# [REQUIRED WORK]
Return the listing below word for word.

# [DATA LINES]
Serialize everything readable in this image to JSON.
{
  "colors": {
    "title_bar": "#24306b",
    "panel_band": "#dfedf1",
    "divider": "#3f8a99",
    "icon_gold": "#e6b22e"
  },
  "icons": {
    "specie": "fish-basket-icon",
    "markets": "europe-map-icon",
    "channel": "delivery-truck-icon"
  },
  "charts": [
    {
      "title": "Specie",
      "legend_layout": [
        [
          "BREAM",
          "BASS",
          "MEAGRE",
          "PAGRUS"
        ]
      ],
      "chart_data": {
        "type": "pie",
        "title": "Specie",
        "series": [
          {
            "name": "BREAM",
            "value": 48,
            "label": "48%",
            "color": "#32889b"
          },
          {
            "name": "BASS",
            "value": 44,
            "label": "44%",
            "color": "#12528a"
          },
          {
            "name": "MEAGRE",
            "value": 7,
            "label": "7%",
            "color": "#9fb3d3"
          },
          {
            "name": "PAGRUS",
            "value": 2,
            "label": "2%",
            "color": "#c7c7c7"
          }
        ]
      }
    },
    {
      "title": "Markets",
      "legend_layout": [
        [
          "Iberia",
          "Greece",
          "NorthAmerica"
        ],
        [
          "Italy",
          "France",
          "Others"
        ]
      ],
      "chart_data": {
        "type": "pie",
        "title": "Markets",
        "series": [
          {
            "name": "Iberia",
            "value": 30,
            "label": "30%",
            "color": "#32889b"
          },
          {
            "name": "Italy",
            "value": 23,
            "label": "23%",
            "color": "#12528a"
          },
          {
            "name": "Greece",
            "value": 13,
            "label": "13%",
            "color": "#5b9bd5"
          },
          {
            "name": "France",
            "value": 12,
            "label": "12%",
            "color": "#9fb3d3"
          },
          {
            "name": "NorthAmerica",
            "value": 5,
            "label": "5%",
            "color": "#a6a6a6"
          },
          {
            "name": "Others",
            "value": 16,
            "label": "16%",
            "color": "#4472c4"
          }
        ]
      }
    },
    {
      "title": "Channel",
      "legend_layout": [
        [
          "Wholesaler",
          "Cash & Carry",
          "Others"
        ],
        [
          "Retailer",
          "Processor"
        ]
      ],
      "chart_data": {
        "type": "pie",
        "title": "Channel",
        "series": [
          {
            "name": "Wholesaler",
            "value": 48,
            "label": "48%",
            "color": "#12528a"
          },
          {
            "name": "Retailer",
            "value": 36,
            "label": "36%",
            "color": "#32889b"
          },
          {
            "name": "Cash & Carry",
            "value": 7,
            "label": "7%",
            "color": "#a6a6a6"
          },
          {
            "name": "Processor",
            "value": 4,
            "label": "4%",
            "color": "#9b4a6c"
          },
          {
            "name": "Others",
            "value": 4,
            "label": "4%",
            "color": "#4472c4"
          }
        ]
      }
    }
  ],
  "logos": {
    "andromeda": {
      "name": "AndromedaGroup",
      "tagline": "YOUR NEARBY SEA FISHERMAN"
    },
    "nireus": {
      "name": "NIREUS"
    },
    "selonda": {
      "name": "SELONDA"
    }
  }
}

# [SOLUTION]
Serialize everything readable in this image to JSON.
{
  "colors": {
    "title_bar": "#24306b",
    "panel_band": "#dfedf1",
    "divider": "#3f8a99",
    "icon_gold": "#e6b22e"
  },
  "icons": {
    "specie": "fish-basket-icon",
    "markets": "europe-map-icon",
    "channel": "delivery-truck-icon"
  },
  "charts": [
    {
      "title": "Specie",
      "legend_layout": [
        [
          "BREAM",
          "BASS",
          "MEAGRE",
          "PAGRUS"
        ]
      ],
      "chart_data": {
        "type": "pie",
        "title": "Specie",
        "series": [
          {
            "name": "BREAM",
            "value": 48,
            "label": "48%",
            "color": "#32889b"
          },
          {
            "name": "BASS",
            "value": 44,
            "label": "44%",
            "color": "#12528a"
          },
          {
            "name": "MEAGRE",
            "value": 7,
            "label": "7%",
            "color": "#9fb3d3"
          },
          {
            "name": "PAGRUS",
            "value": 2,
            "label": "2%",
            "color": "#c7c7c7"
          }
        ]
      }
    },
    {
      "title": "Markets",
      "legend_layout": [
        [
          "Iberia",
          "Greece",
          "NorthAmerica"
        ],
        [
          "Italy",
          "France",
          "Others"
        ]
      ],
      "chart_data": {
        "type": "pie",
        "title": "Markets",
        "series": [
          {
            "name": "Iberia",
            "value": 30,
            "label": "30%",
            "color": "#32889b"
          },
          {
            "name": "Italy",
            "value": 23,
            "label": "23%",
            "color": "#12528a"
          },
          {
            "name": "Greece",
            "value": 13,
            "label": "13%",
            "color": "#5b9bd5"
          },
          {
            "name": "France",
            "value": 12,
            "label": "12%",
            "color": "#9fb3d3"
          },
          {
            "name": "NorthAmerica",
            "value": 5,
            "label": "5%",
            "color": "#a6a6a6"
          },
          {
            "name": "Others",
            "value": 16,
            "label": "16%",
            "color": "#4472c4"
          }
        ]
      }
    },
    {
      "title": "Channel",
      "legend_layout": [
        [
          "Wholesaler",
          "Cash & Carry",
          "Others"
        ],
        [
          "Retailer",
          "Processor"
        ]
      ],
      "chart_data": {
        "type": "pie",
        "title": "Channel",
        "series": [
          {
            "name": "Wholesaler",
            "value": 48,
            "label": "48%",
            "color": "#12528a"
          },
          {
            "name": "Retailer",
            "value": 36,
            "label": "36%",
            "color": "#32889b"
          },
          {
            "name": "Cash & Carry",
            "value": 7,
            "label": "7%",
            "color": "#a6a6a6"
          },
          {
            "name": "Processor",
            "value": 4,
            "label": "4%",
            "color": "#9b4a6c"
          },
          {
            "name": "Others",
            "value": 4,
            "label": "4%",
            "color": "#4472c4"
          }
        ]
      }
    }
  ],
  "logos": {
    "andromeda": {
      "name": "AndromedaGroup",
      "tagline": "YOUR NEARBY SEA FISHERMAN"
    },
    "nireus": {
      "name": "NIREUS"
    },
    "selonda": {
      "name": "SELONDA"
    }
  }
}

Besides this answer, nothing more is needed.